**Short task**
Return the data exactly, with all pictures removed.

**Rows**
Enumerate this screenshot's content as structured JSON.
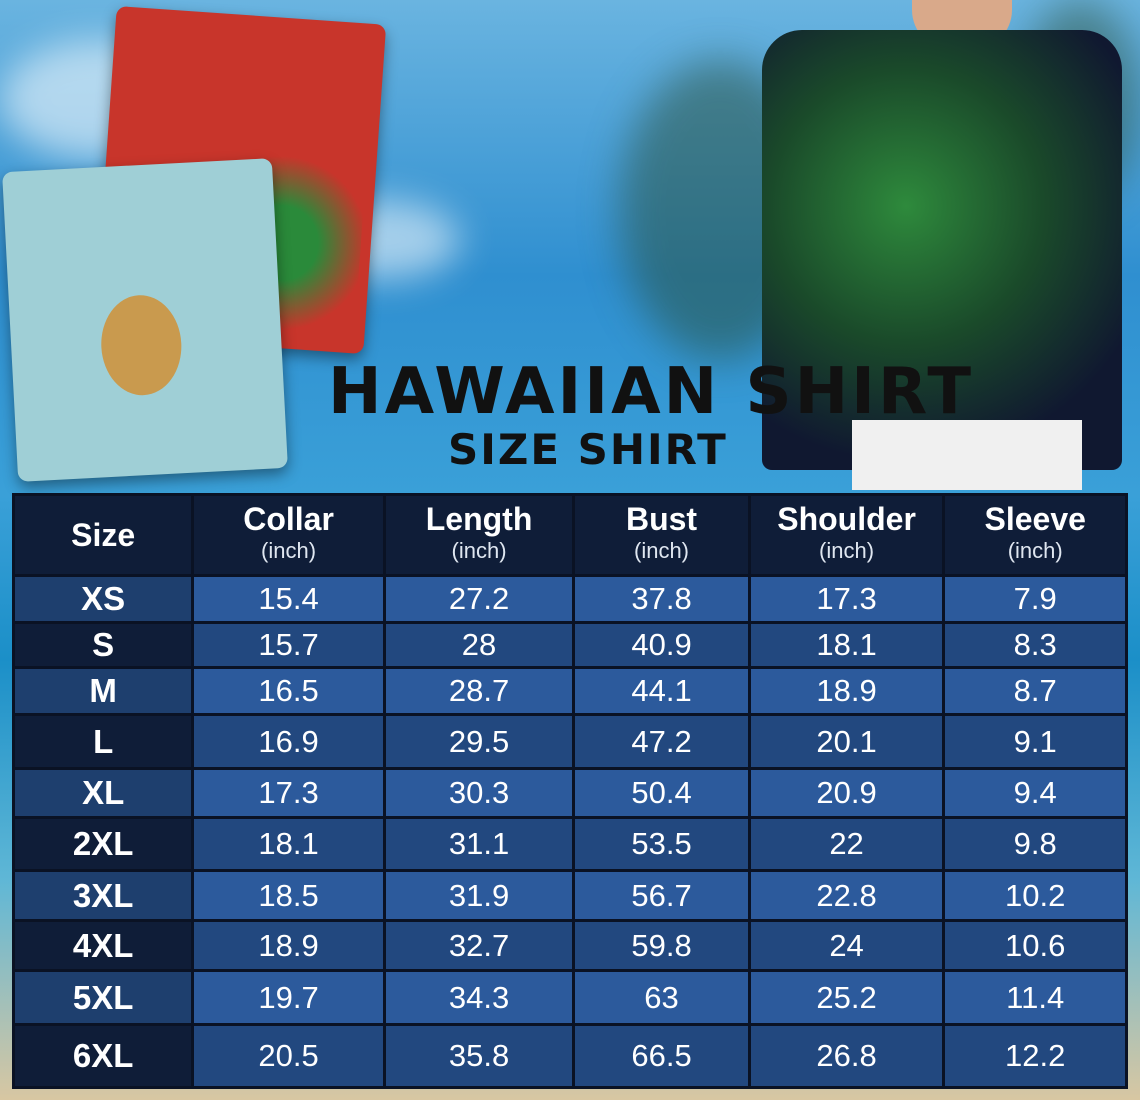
{
  "title": "HAWAIIAN SHIRT",
  "subtitle": "SIZE SHIRT",
  "headers": [
    {
      "label": "Size",
      "unit": ""
    },
    {
      "label": "Collar",
      "unit": "(inch)"
    },
    {
      "label": "Length",
      "unit": "(inch)"
    },
    {
      "label": "Bust",
      "unit": "(inch)"
    },
    {
      "label": "Shoulder",
      "unit": "(inch)"
    },
    {
      "label": "Sleeve",
      "unit": "(inch)"
    }
  ],
  "rows": [
    [
      "XS",
      "15.4",
      "27.2",
      "37.8",
      "17.3",
      "7.9"
    ],
    [
      "S",
      "15.7",
      "28",
      "40.9",
      "18.1",
      "8.3"
    ],
    [
      "M",
      "16.5",
      "28.7",
      "44.1",
      "18.9",
      "8.7"
    ],
    [
      "L",
      "16.9",
      "29.5",
      "47.2",
      "20.1",
      "9.1"
    ],
    [
      "XL",
      "17.3",
      "30.3",
      "50.4",
      "20.9",
      "9.4"
    ],
    [
      "2XL",
      "18.1",
      "31.1",
      "53.5",
      "22",
      "9.8"
    ],
    [
      "3XL",
      "18.5",
      "31.9",
      "56.7",
      "22.8",
      "10.2"
    ],
    [
      "4XL",
      "18.9",
      "32.7",
      "59.8",
      "24",
      "10.6"
    ],
    [
      "5XL",
      "19.7",
      "34.3",
      "63",
      "25.2",
      "11.4"
    ],
    [
      "6XL",
      "20.5",
      "35.8",
      "66.5",
      "26.8",
      "12.2"
    ]
  ]
}
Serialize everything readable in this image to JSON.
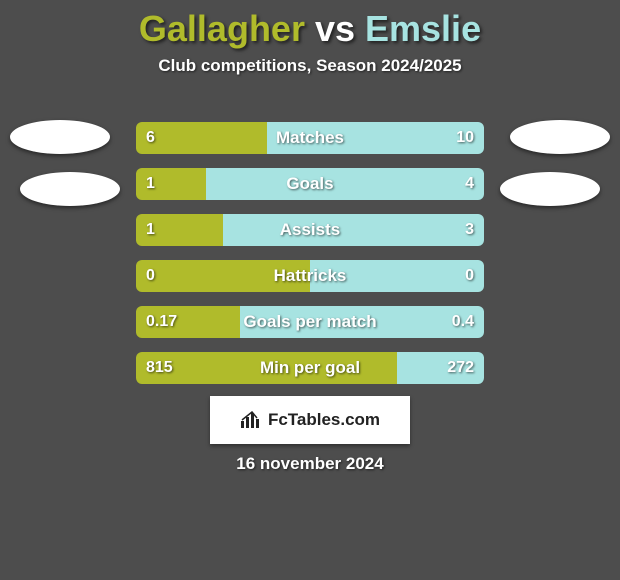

**Result below**
Enumerate this screenshot's content as structured JSON.
{
  "title": "HAWAIIAN SHIRT",
  "subtitle": "SIZE SHIRT",
  "headers": [
    {
      "label": "Size",
      "unit": ""
    },
    {
      "label": "Collar",
      "unit": "(inch)"
    },
    {
      "label": "Length",
      "unit": "(inch)"
    },
    {
      "label": "Bust",
      "unit": "(inch)"
    },
    {
      "label": "Shoulder",
      "unit": "(inch)"
    },
    {
      "label": "Sleeve",
      "unit": "(inch)"
    }
  ],
  "rows": [
    [
      "XS",
      "15.4",
      "27.2",
      "37.8",
      "17.3",
      "7.9"
    ],
    [
      "S",
      "15.7",
      "28",
      "40.9",
      "18.1",
      "8.3"
    ],
    [
      "M",
      "16.5",
      "28.7",
      "44.1",
      "18.9",
      "8.7"
    ],
    [
      "L",
      "16.9",
      "29.5",
      "47.2",
      "20.1",
      "9.1"
    ],
    [
      "XL",
      "17.3",
      "30.3",
      "50.4",
      "20.9",
      "9.4"
    ],
    [
      "2XL",
      "18.1",
      "31.1",
      "53.5",
      "22",
      "9.8"
    ],
    [
      "3XL",
      "18.5",
      "31.9",
      "56.7",
      "22.8",
      "10.2"
    ],
    [
      "4XL",
      "18.9",
      "32.7",
      "59.8",
      "24",
      "10.6"
    ],
    [
      "5XL",
      "19.7",
      "34.3",
      "63",
      "25.2",
      "11.4"
    ],
    [
      "6XL",
      "20.5",
      "35.8",
      "66.5",
      "26.8",
      "12.2"
    ]
  ]
}
Serialize everything readable in this image to JSON.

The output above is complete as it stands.